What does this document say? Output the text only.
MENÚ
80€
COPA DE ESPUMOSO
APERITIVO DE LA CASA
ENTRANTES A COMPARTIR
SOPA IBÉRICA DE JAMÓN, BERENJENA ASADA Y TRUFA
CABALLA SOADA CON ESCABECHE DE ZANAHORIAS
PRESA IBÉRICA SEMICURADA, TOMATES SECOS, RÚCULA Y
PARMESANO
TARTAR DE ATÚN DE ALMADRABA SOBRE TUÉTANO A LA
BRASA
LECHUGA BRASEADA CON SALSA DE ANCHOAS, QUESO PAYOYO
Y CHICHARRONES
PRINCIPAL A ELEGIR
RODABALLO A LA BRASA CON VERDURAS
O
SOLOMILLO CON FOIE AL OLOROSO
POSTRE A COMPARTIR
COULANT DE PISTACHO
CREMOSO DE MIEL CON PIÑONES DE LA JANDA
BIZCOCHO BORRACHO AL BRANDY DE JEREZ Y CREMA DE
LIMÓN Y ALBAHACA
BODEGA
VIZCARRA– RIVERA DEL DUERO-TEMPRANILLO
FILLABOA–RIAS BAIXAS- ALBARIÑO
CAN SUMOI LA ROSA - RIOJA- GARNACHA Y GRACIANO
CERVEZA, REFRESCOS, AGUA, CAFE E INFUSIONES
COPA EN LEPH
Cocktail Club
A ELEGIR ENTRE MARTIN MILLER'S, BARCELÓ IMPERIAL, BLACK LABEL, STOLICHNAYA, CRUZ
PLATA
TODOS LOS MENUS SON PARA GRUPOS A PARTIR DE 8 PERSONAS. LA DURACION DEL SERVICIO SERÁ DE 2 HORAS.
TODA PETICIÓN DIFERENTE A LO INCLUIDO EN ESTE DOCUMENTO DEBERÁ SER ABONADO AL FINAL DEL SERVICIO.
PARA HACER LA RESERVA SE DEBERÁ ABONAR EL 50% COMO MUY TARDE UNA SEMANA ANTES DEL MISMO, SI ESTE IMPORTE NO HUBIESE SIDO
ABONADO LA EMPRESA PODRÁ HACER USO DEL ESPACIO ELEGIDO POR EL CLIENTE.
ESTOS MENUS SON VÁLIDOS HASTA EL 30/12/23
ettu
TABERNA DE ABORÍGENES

▶ [TASK TO COMPLETE]: Could you repeat every record above exactly as it stands?

▶ [TASK RESPONSE]:
What does this document say? Output the text only.
MENÚ
80€
COPA DE ESPUMOSO
APERITIVO DE LA CASA
ENTRANTES A COMPARTIR
SOPA IBÉRICA DE JAMÓN, BERENJENA ASADA Y TRUFA
CABALLA SOADA CON ESCABECHE DE ZANAHORIAS
PRESA IBÉRICA SEMICURADA, TOMATES SECOS, RÚCULA Y
PARMESANO
TARTAR DE ATÚN DE ALMADRABA SOBRE TUÉTANO A LA
BRASA
LECHUGA BRASEADA CON SALSA DE ANCHOAS, QUESO PAYOYO
Y CHICHARRONES
PRINCIPAL A ELEGIR
RODABALLO A LA BRASA CON VERDURAS
O
SOLOMILLO CON FOIE AL OLOROSO
POSTRE A COMPARTIR
COULANT DE PISTACHO
CREMOSO DE MIEL CON PIÑONES DE LA JANDA
BIZCOCHO BORRACHO AL BRANDY DE JEREZ Y CREMA DE
LIMÓN Y ALBAHACA
BODEGA
VIZCARRA– RIVERA DEL DUERO-TEMPRANILLO
FILLABOA–RIAS BAIXAS- ALBARIÑO
CAN SUMOI LA ROSA - RIOJA- GARNACHA Y GRACIANO
CERVEZA, REFRESCOS, AGUA, CAFE E INFUSIONES
COPA EN LEPH
Cocktail Club
A ELEGIR ENTRE MARTIN MILLER'S, BARCELÓ IMPERIAL, BLACK LABEL, STOLICHNAYA, CRUZ
PLATA
TODOS LOS MENUS SON PARA GRUPOS A PARTIR DE 8 PERSONAS. LA DURACION DEL SERVICIO SERÁ DE 2 HORAS.
TODA PETICIÓN DIFERENTE A LO INCLUIDO EN ESTE DOCUMENTO DEBERÁ SER ABONADO AL FINAL DEL SERVICIO.
PARA HACER LA RESERVA SE DEBERÁ ABONAR EL 50% COMO MUY TARDE UNA SEMANA ANTES DEL MISMO, SI ESTE IMPORTE NO HUBIESE SIDO
ABONADO LA EMPRESA PODRÁ HACER USO DEL ESPACIO ELEGIDO POR EL CLIENTE.
ESTOS MENUS SON VÁLIDOS HASTA EL 30/12/23
ettu
TABERNA DE ABORÍGENES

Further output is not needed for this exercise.